• Prompt: In the listing below, find every line containing "labels" and copy it out.

Start of Stored rows

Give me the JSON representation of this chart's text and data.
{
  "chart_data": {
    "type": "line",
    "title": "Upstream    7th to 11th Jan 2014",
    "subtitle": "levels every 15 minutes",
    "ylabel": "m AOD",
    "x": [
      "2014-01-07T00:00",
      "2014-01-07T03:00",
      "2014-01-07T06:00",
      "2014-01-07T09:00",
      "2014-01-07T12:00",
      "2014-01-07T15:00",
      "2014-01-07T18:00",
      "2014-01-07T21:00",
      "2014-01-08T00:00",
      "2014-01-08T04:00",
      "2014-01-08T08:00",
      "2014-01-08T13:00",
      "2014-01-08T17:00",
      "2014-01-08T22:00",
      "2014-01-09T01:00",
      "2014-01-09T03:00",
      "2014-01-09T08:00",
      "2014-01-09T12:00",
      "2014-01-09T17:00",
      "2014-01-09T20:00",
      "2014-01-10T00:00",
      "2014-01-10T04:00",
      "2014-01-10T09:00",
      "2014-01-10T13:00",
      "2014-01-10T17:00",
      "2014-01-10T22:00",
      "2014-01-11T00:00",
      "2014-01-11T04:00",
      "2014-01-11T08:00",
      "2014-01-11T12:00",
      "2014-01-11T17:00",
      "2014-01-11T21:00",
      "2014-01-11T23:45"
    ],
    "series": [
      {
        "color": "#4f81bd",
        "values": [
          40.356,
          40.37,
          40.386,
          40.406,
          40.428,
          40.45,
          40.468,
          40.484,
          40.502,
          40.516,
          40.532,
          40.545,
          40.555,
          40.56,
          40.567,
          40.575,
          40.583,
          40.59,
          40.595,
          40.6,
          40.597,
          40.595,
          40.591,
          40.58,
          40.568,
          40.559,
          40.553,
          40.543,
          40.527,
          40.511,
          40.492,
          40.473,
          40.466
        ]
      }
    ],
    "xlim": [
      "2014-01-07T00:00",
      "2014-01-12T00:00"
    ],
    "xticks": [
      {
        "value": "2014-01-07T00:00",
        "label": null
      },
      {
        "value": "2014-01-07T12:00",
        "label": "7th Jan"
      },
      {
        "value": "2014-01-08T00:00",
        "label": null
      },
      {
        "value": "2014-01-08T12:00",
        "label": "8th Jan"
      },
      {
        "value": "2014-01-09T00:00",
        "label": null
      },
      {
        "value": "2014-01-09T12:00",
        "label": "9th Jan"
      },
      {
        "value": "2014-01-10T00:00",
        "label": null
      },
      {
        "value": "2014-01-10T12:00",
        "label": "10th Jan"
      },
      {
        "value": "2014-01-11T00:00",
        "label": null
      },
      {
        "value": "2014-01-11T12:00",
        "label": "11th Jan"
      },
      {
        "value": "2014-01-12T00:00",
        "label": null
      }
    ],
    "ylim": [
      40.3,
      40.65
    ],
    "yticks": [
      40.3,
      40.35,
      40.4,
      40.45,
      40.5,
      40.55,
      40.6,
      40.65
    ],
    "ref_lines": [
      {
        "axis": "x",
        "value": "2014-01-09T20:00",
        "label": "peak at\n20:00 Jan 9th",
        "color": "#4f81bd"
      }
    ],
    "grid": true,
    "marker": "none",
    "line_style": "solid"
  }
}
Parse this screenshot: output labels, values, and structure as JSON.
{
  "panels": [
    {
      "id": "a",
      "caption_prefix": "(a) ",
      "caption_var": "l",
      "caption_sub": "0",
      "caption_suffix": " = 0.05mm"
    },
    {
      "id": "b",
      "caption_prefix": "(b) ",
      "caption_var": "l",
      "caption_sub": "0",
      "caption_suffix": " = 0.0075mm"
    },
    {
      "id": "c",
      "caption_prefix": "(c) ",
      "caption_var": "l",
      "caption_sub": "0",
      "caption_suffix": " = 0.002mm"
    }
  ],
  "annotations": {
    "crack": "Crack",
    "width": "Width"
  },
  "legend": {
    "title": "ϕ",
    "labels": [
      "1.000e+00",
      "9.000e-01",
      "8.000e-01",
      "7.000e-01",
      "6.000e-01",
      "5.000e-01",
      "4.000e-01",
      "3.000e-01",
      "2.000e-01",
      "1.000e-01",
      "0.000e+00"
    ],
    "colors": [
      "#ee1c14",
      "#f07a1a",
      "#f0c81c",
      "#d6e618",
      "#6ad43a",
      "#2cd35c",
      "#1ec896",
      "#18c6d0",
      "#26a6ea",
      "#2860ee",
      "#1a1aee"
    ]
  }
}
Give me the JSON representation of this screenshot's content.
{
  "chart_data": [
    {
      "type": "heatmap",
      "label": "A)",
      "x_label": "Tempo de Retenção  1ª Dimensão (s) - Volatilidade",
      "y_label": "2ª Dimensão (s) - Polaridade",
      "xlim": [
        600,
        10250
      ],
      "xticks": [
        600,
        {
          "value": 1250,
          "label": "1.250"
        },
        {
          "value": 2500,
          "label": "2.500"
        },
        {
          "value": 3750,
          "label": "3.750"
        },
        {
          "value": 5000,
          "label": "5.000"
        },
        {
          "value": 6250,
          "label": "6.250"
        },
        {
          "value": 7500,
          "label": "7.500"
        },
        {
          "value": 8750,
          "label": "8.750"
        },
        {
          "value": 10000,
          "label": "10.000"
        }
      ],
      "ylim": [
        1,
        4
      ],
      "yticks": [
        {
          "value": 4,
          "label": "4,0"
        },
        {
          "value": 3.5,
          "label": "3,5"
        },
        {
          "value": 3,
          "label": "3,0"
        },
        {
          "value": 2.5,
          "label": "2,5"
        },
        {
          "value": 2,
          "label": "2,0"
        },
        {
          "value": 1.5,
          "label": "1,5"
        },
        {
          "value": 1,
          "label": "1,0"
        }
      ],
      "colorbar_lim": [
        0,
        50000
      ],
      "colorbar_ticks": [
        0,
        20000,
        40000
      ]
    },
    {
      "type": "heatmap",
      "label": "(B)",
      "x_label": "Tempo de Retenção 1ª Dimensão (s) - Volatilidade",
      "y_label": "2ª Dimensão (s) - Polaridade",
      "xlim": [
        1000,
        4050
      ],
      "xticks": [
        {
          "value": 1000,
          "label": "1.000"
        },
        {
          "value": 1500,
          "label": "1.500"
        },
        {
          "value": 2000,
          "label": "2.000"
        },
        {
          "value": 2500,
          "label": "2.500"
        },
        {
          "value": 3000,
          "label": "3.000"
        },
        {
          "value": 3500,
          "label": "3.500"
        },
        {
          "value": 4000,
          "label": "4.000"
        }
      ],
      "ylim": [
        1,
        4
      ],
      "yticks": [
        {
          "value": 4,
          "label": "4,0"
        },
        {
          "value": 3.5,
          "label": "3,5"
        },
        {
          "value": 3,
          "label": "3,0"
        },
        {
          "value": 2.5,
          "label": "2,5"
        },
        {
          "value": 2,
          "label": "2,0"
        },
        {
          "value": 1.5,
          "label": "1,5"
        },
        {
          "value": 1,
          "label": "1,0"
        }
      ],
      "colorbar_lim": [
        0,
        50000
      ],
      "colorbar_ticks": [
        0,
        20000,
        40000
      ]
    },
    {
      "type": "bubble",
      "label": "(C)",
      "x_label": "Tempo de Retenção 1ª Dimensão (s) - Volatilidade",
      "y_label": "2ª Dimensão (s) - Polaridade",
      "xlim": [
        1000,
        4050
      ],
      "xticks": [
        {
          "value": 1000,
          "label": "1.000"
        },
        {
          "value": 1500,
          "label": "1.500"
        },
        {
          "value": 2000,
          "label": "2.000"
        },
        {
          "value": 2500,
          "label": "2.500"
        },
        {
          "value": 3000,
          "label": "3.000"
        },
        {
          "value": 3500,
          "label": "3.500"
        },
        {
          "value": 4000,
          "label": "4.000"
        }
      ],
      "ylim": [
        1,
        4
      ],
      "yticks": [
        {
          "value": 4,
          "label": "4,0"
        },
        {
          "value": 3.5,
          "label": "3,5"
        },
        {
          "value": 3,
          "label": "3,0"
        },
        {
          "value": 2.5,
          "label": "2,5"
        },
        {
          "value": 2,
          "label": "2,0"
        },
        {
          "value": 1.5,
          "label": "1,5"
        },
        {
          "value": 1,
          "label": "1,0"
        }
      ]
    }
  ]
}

End of Stored rows

• Written reply:
Parse this screenshot: output labels, values, and structure as JSON.
    "labels": [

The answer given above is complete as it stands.